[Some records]
- - -
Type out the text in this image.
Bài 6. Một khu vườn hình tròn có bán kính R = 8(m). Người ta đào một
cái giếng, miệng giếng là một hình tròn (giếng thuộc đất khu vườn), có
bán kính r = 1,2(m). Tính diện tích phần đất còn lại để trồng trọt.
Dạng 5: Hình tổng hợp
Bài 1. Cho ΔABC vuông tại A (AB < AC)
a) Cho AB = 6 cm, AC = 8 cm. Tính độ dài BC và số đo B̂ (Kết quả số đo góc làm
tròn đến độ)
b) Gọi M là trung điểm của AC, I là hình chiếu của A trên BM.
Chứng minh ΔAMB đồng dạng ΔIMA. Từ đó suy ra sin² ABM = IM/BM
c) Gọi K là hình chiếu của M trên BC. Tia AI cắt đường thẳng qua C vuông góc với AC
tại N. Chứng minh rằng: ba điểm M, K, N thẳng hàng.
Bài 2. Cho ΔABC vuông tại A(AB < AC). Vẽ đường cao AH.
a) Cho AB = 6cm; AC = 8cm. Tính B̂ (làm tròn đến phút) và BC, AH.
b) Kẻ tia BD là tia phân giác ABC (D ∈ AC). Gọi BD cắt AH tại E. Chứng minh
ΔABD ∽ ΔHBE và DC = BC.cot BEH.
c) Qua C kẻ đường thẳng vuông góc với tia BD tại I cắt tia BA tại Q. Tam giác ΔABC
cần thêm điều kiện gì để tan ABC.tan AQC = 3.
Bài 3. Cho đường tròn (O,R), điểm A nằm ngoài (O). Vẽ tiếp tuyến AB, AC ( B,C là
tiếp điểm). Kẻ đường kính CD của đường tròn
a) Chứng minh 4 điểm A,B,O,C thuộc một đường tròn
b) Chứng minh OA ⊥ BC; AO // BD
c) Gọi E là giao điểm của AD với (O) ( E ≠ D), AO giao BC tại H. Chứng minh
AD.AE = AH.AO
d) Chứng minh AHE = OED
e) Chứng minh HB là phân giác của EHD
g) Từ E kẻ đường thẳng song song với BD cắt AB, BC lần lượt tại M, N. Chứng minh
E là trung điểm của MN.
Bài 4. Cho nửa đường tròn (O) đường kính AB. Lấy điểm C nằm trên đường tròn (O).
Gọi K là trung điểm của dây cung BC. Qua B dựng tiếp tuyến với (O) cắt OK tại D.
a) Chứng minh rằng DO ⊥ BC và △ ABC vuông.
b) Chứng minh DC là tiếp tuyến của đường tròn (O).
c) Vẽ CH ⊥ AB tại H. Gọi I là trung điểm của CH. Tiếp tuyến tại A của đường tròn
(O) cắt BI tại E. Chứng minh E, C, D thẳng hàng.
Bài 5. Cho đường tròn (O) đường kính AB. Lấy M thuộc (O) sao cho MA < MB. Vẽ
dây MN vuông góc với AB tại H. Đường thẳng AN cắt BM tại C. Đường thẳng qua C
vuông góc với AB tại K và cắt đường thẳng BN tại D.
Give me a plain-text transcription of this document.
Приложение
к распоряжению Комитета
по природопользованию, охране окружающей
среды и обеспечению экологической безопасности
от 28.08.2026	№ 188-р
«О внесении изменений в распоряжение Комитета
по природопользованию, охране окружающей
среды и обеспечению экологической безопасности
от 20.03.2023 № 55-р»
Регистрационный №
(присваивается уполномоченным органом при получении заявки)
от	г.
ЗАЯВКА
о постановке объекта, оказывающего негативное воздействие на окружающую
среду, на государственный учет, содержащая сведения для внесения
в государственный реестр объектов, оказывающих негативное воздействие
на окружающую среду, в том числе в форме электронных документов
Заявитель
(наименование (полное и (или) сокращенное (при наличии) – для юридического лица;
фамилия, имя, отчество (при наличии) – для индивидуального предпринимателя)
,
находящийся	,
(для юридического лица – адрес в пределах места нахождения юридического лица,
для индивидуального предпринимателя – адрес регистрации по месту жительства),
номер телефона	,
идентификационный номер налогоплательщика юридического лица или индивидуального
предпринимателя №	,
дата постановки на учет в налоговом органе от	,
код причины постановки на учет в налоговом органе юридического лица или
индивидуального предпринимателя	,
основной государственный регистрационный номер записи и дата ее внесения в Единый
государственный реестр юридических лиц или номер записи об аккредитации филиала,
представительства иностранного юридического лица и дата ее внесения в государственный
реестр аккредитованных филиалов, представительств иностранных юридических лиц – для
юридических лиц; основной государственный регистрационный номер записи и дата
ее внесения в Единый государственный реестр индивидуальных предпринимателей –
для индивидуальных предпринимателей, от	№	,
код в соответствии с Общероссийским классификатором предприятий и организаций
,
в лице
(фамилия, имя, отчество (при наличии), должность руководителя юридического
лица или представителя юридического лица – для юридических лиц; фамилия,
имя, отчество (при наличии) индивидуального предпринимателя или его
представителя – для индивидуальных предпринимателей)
- - -
• _Task details_
Show the lines that mention the word "thẳng".

• _Complete answer_
c) Gọi K là hình chiếu của M trên BC. Tia AI cắt đường thẳng qua C vuông góc với AC
tại N. Chứng minh rằng: ba điểm M, K, N thẳng hàng.
c) Qua C kẻ đường thẳng vuông góc với tia BD tại I cắt tia BA tại Q. Tam giác ΔABC
g) Từ E kẻ đường thẳng song song với BD cắt AB, BC lần lượt tại M, N. Chứng minh
(O) cắt BI tại E. Chứng minh E, C, D thẳng hàng.
dây MN vuông góc với AB tại H. Đường thẳng AN cắt BM tại C. Đường thẳng qua C
vuông góc với AB tại K và cắt đường thẳng BN tại D.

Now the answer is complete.